*Records from a data source*.

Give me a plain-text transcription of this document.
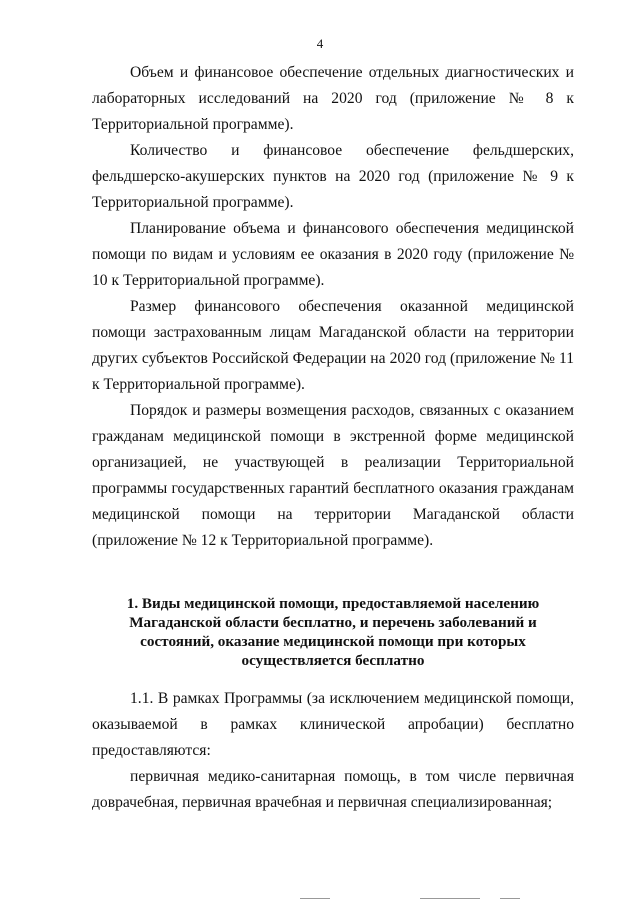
4

Объем и финансовое обеспечение отдельных диагностических и лабораторных исследований на 2020 год (приложение № 8 к Территориальной программе).

Количество и финансовое обеспечение фельдшерских, фельдшерско-акушерских пунктов на 2020 год (приложение № 9 к Территориальной программе).

Планирование объема и финансового обеспечения медицинской помощи по видам и условиям ее оказания в 2020 году (приложение № 10 к Территориальной программе).

Размер финансового обеспечения оказанной медицинской помощи застрахованным лицам Магаданской области на территории других субъектов Российской Федерации на 2020 год (приложение № 11 к Территориальной программе).

Порядок и размеры возмещения расходов, связанных с оказанием гражданам медицинской помощи в экстренной форме медицинской организацией, не участвующей в реализации Территориальной программы государственных гарантий бесплатного оказания гражданам медицинской помощи на территории Магаданской области (приложение № 12 к Территориальной программе).

1. Виды медицинской помощи, предоставляемой населению Магаданской области бесплатно, и перечень заболеваний и состояний, оказание медицинской помощи при которых осуществляется бесплатно

1.1. В рамках Программы (за исключением медицинской помощи, оказываемой в рамках клинической апробации) бесплатно предоставляются:

первичная медико-санитарная помощь, в том числе первичная доврачебная, первичная врачебная и первичная специализированная;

*Short problem*. Tally the lines above that contain the word "Магаданской", and reply with only the number.

*Solution for this problem*. 3